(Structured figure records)

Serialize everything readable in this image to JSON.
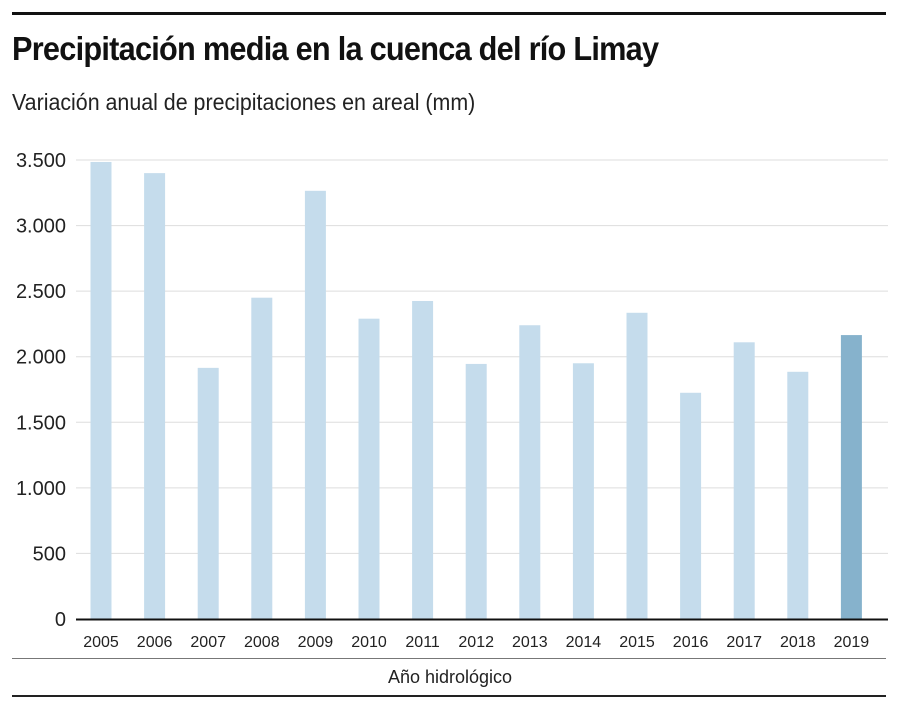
{
  "chart_data": {
    "type": "bar",
    "title": "Precipitación media en la cuenca del río Limay",
    "subtitle": "Variación anual de precipitaciones en areal (mm)",
    "xlabel": "Año hidrológico",
    "ylabel": "",
    "ylim": [
      0,
      3500
    ],
    "yticks": [
      0,
      500,
      1000,
      1500,
      2000,
      2500,
      3000,
      3500
    ],
    "ytick_labels": [
      "0",
      "500",
      "1.000",
      "1.500",
      "2.000",
      "2.500",
      "3.000",
      "3.500"
    ],
    "grid": true,
    "categories": [
      "2005",
      "2006",
      "2007",
      "2008",
      "2009",
      "2010",
      "2011",
      "2012",
      "2013",
      "2014",
      "2015",
      "2016",
      "2017",
      "2018",
      "2019"
    ],
    "values": [
      3485,
      3400,
      1915,
      2450,
      3265,
      2290,
      2425,
      1945,
      2240,
      1950,
      2335,
      1725,
      2110,
      1885,
      2165
    ],
    "highlight_category": "2019",
    "colors": {
      "bar": "#c5dcec",
      "highlight": "#86b2cc",
      "grid": "#dddddd",
      "axis": "#111111"
    }
  }
}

What is expected
Repeat the material above word for word, please, apart from its images.

Written solution
Serialize everything readable in this image to JSON.
{
  "chart_data": {
    "type": "bar",
    "title": "Precipitación media en la cuenca del río Limay",
    "subtitle": "Variación anual de precipitaciones en areal (mm)",
    "xlabel": "Año hidrológico",
    "ylabel": "",
    "ylim": [
      0,
      3500
    ],
    "yticks": [
      0,
      500,
      1000,
      1500,
      2000,
      2500,
      3000,
      3500
    ],
    "ytick_labels": [
      "0",
      "500",
      "1.000",
      "1.500",
      "2.000",
      "2.500",
      "3.000",
      "3.500"
    ],
    "grid": true,
    "categories": [
      "2005",
      "2006",
      "2007",
      "2008",
      "2009",
      "2010",
      "2011",
      "2012",
      "2013",
      "2014",
      "2015",
      "2016",
      "2017",
      "2018",
      "2019"
    ],
    "values": [
      3485,
      3400,
      1915,
      2450,
      3265,
      2290,
      2425,
      1945,
      2240,
      1950,
      2335,
      1725,
      2110,
      1885,
      2165
    ],
    "highlight_category": "2019",
    "colors": {
      "bar": "#c5dcec",
      "highlight": "#86b2cc",
      "grid": "#dddddd",
      "axis": "#111111"
    }
  }
}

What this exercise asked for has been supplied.